Exercise aim
All the entries need to be quoted exactly, apart from the pictures, which you should drop.

Data provided
------------------------------------

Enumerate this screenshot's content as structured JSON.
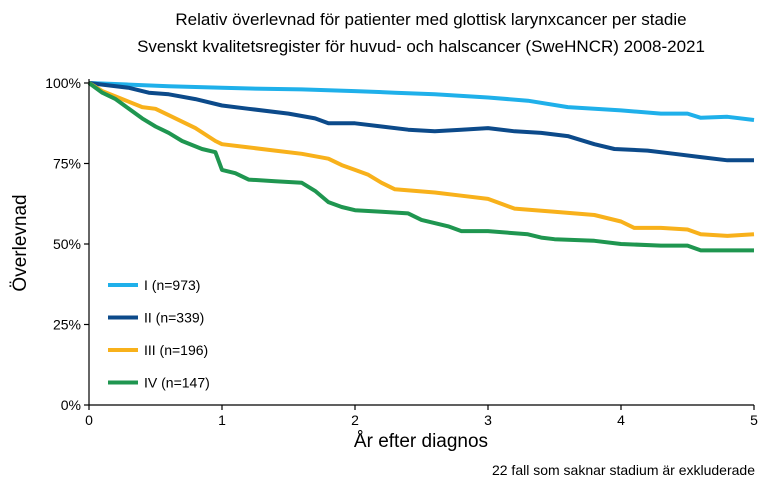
{
  "chart_data": {
    "type": "line",
    "title": "Relativ överlevnad för patienter med glottisk larynxcancer per stadie",
    "subtitle": "Svenskt kvalitetsregister för huvud- och halscancer (SweHNCR) 2008-2021",
    "xlabel": "År efter diagnos",
    "ylabel": "Överlevnad",
    "footnote": "22 fall som saknar stadium är exkluderade",
    "xlim": [
      0,
      5
    ],
    "ylim": [
      0,
      1
    ],
    "x_ticks": [
      0,
      1,
      2,
      3,
      4,
      5
    ],
    "x_tick_labels": [
      "0",
      "1",
      "2",
      "3",
      "4",
      "5"
    ],
    "y_ticks": [
      0,
      0.25,
      0.5,
      0.75,
      1
    ],
    "y_tick_labels": [
      "0%",
      "25%",
      "50%",
      "75%",
      "100%"
    ],
    "grid": false,
    "legend_position": "left",
    "series": [
      {
        "name": "I (n=973)",
        "color": "#1fb0ea",
        "points": [
          [
            0,
            1.0
          ],
          [
            0.3,
            0.995
          ],
          [
            0.6,
            0.99
          ],
          [
            1.0,
            0.985
          ],
          [
            1.3,
            0.982
          ],
          [
            1.6,
            0.98
          ],
          [
            2.0,
            0.975
          ],
          [
            2.3,
            0.97
          ],
          [
            2.6,
            0.965
          ],
          [
            3.0,
            0.955
          ],
          [
            3.3,
            0.945
          ],
          [
            3.6,
            0.925
          ],
          [
            4.0,
            0.915
          ],
          [
            4.3,
            0.905
          ],
          [
            4.5,
            0.905
          ],
          [
            4.6,
            0.892
          ],
          [
            4.8,
            0.895
          ],
          [
            5.0,
            0.885
          ]
        ]
      },
      {
        "name": "II (n=339)",
        "color": "#0c4a8a",
        "points": [
          [
            0,
            1.0
          ],
          [
            0.1,
            0.995
          ],
          [
            0.3,
            0.985
          ],
          [
            0.45,
            0.97
          ],
          [
            0.6,
            0.965
          ],
          [
            0.8,
            0.95
          ],
          [
            1.0,
            0.93
          ],
          [
            1.2,
            0.92
          ],
          [
            1.5,
            0.905
          ],
          [
            1.7,
            0.89
          ],
          [
            1.8,
            0.875
          ],
          [
            2.0,
            0.875
          ],
          [
            2.2,
            0.865
          ],
          [
            2.4,
            0.855
          ],
          [
            2.6,
            0.85
          ],
          [
            2.8,
            0.855
          ],
          [
            3.0,
            0.86
          ],
          [
            3.2,
            0.85
          ],
          [
            3.4,
            0.845
          ],
          [
            3.6,
            0.835
          ],
          [
            3.8,
            0.81
          ],
          [
            3.95,
            0.795
          ],
          [
            4.2,
            0.79
          ],
          [
            4.4,
            0.78
          ],
          [
            4.6,
            0.77
          ],
          [
            4.8,
            0.76
          ],
          [
            5.0,
            0.76
          ]
        ]
      },
      {
        "name": "III (n=196)",
        "color": "#f8b11b",
        "points": [
          [
            0,
            1.0
          ],
          [
            0.1,
            0.975
          ],
          [
            0.25,
            0.95
          ],
          [
            0.4,
            0.925
          ],
          [
            0.5,
            0.92
          ],
          [
            0.6,
            0.9
          ],
          [
            0.8,
            0.86
          ],
          [
            0.95,
            0.82
          ],
          [
            1.0,
            0.81
          ],
          [
            1.2,
            0.8
          ],
          [
            1.4,
            0.79
          ],
          [
            1.6,
            0.78
          ],
          [
            1.8,
            0.765
          ],
          [
            1.9,
            0.745
          ],
          [
            2.0,
            0.73
          ],
          [
            2.1,
            0.715
          ],
          [
            2.2,
            0.69
          ],
          [
            2.3,
            0.67
          ],
          [
            2.6,
            0.66
          ],
          [
            2.8,
            0.65
          ],
          [
            3.0,
            0.64
          ],
          [
            3.1,
            0.625
          ],
          [
            3.2,
            0.61
          ],
          [
            3.5,
            0.6
          ],
          [
            3.8,
            0.59
          ],
          [
            4.0,
            0.57
          ],
          [
            4.1,
            0.55
          ],
          [
            4.3,
            0.55
          ],
          [
            4.5,
            0.545
          ],
          [
            4.6,
            0.53
          ],
          [
            4.8,
            0.525
          ],
          [
            5.0,
            0.53
          ]
        ]
      },
      {
        "name": "IV (n=147)",
        "color": "#1f9650",
        "points": [
          [
            0,
            1.0
          ],
          [
            0.1,
            0.97
          ],
          [
            0.2,
            0.95
          ],
          [
            0.3,
            0.92
          ],
          [
            0.4,
            0.89
          ],
          [
            0.5,
            0.865
          ],
          [
            0.6,
            0.845
          ],
          [
            0.7,
            0.82
          ],
          [
            0.85,
            0.795
          ],
          [
            0.95,
            0.785
          ],
          [
            1.0,
            0.73
          ],
          [
            1.1,
            0.72
          ],
          [
            1.2,
            0.7
          ],
          [
            1.4,
            0.695
          ],
          [
            1.6,
            0.69
          ],
          [
            1.7,
            0.665
          ],
          [
            1.8,
            0.63
          ],
          [
            1.9,
            0.615
          ],
          [
            2.0,
            0.605
          ],
          [
            2.2,
            0.6
          ],
          [
            2.4,
            0.595
          ],
          [
            2.5,
            0.575
          ],
          [
            2.7,
            0.555
          ],
          [
            2.8,
            0.54
          ],
          [
            3.0,
            0.54
          ],
          [
            3.3,
            0.53
          ],
          [
            3.4,
            0.52
          ],
          [
            3.5,
            0.515
          ],
          [
            3.8,
            0.51
          ],
          [
            4.0,
            0.5
          ],
          [
            4.3,
            0.495
          ],
          [
            4.5,
            0.495
          ],
          [
            4.6,
            0.48
          ],
          [
            5.0,
            0.48
          ]
        ]
      }
    ]
  }
}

------------------------------------

Written answer
Enumerate this screenshot's content as structured JSON.
{
  "chart_data": {
    "type": "line",
    "title": "Relativ överlevnad för patienter med glottisk larynxcancer per stadie",
    "subtitle": "Svenskt kvalitetsregister för huvud- och halscancer (SweHNCR) 2008-2021",
    "xlabel": "År efter diagnos",
    "ylabel": "Överlevnad",
    "footnote": "22 fall som saknar stadium är exkluderade",
    "xlim": [
      0,
      5
    ],
    "ylim": [
      0,
      1
    ],
    "x_ticks": [
      0,
      1,
      2,
      3,
      4,
      5
    ],
    "x_tick_labels": [
      "0",
      "1",
      "2",
      "3",
      "4",
      "5"
    ],
    "y_ticks": [
      0,
      0.25,
      0.5,
      0.75,
      1
    ],
    "y_tick_labels": [
      "0%",
      "25%",
      "50%",
      "75%",
      "100%"
    ],
    "grid": false,
    "legend_position": "left",
    "series": [
      {
        "name": "I (n=973)",
        "color": "#1fb0ea",
        "points": [
          [
            0,
            1.0
          ],
          [
            0.3,
            0.995
          ],
          [
            0.6,
            0.99
          ],
          [
            1.0,
            0.985
          ],
          [
            1.3,
            0.982
          ],
          [
            1.6,
            0.98
          ],
          [
            2.0,
            0.975
          ],
          [
            2.3,
            0.97
          ],
          [
            2.6,
            0.965
          ],
          [
            3.0,
            0.955
          ],
          [
            3.3,
            0.945
          ],
          [
            3.6,
            0.925
          ],
          [
            4.0,
            0.915
          ],
          [
            4.3,
            0.905
          ],
          [
            4.5,
            0.905
          ],
          [
            4.6,
            0.892
          ],
          [
            4.8,
            0.895
          ],
          [
            5.0,
            0.885
          ]
        ]
      },
      {
        "name": "II (n=339)",
        "color": "#0c4a8a",
        "points": [
          [
            0,
            1.0
          ],
          [
            0.1,
            0.995
          ],
          [
            0.3,
            0.985
          ],
          [
            0.45,
            0.97
          ],
          [
            0.6,
            0.965
          ],
          [
            0.8,
            0.95
          ],
          [
            1.0,
            0.93
          ],
          [
            1.2,
            0.92
          ],
          [
            1.5,
            0.905
          ],
          [
            1.7,
            0.89
          ],
          [
            1.8,
            0.875
          ],
          [
            2.0,
            0.875
          ],
          [
            2.2,
            0.865
          ],
          [
            2.4,
            0.855
          ],
          [
            2.6,
            0.85
          ],
          [
            2.8,
            0.855
          ],
          [
            3.0,
            0.86
          ],
          [
            3.2,
            0.85
          ],
          [
            3.4,
            0.845
          ],
          [
            3.6,
            0.835
          ],
          [
            3.8,
            0.81
          ],
          [
            3.95,
            0.795
          ],
          [
            4.2,
            0.79
          ],
          [
            4.4,
            0.78
          ],
          [
            4.6,
            0.77
          ],
          [
            4.8,
            0.76
          ],
          [
            5.0,
            0.76
          ]
        ]
      },
      {
        "name": "III (n=196)",
        "color": "#f8b11b",
        "points": [
          [
            0,
            1.0
          ],
          [
            0.1,
            0.975
          ],
          [
            0.25,
            0.95
          ],
          [
            0.4,
            0.925
          ],
          [
            0.5,
            0.92
          ],
          [
            0.6,
            0.9
          ],
          [
            0.8,
            0.86
          ],
          [
            0.95,
            0.82
          ],
          [
            1.0,
            0.81
          ],
          [
            1.2,
            0.8
          ],
          [
            1.4,
            0.79
          ],
          [
            1.6,
            0.78
          ],
          [
            1.8,
            0.765
          ],
          [
            1.9,
            0.745
          ],
          [
            2.0,
            0.73
          ],
          [
            2.1,
            0.715
          ],
          [
            2.2,
            0.69
          ],
          [
            2.3,
            0.67
          ],
          [
            2.6,
            0.66
          ],
          [
            2.8,
            0.65
          ],
          [
            3.0,
            0.64
          ],
          [
            3.1,
            0.625
          ],
          [
            3.2,
            0.61
          ],
          [
            3.5,
            0.6
          ],
          [
            3.8,
            0.59
          ],
          [
            4.0,
            0.57
          ],
          [
            4.1,
            0.55
          ],
          [
            4.3,
            0.55
          ],
          [
            4.5,
            0.545
          ],
          [
            4.6,
            0.53
          ],
          [
            4.8,
            0.525
          ],
          [
            5.0,
            0.53
          ]
        ]
      },
      {
        "name": "IV (n=147)",
        "color": "#1f9650",
        "points": [
          [
            0,
            1.0
          ],
          [
            0.1,
            0.97
          ],
          [
            0.2,
            0.95
          ],
          [
            0.3,
            0.92
          ],
          [
            0.4,
            0.89
          ],
          [
            0.5,
            0.865
          ],
          [
            0.6,
            0.845
          ],
          [
            0.7,
            0.82
          ],
          [
            0.85,
            0.795
          ],
          [
            0.95,
            0.785
          ],
          [
            1.0,
            0.73
          ],
          [
            1.1,
            0.72
          ],
          [
            1.2,
            0.7
          ],
          [
            1.4,
            0.695
          ],
          [
            1.6,
            0.69
          ],
          [
            1.7,
            0.665
          ],
          [
            1.8,
            0.63
          ],
          [
            1.9,
            0.615
          ],
          [
            2.0,
            0.605
          ],
          [
            2.2,
            0.6
          ],
          [
            2.4,
            0.595
          ],
          [
            2.5,
            0.575
          ],
          [
            2.7,
            0.555
          ],
          [
            2.8,
            0.54
          ],
          [
            3.0,
            0.54
          ],
          [
            3.3,
            0.53
          ],
          [
            3.4,
            0.52
          ],
          [
            3.5,
            0.515
          ],
          [
            3.8,
            0.51
          ],
          [
            4.0,
            0.5
          ],
          [
            4.3,
            0.495
          ],
          [
            4.5,
            0.495
          ],
          [
            4.6,
            0.48
          ],
          [
            5.0,
            0.48
          ]
        ]
      }
    ]
  }
}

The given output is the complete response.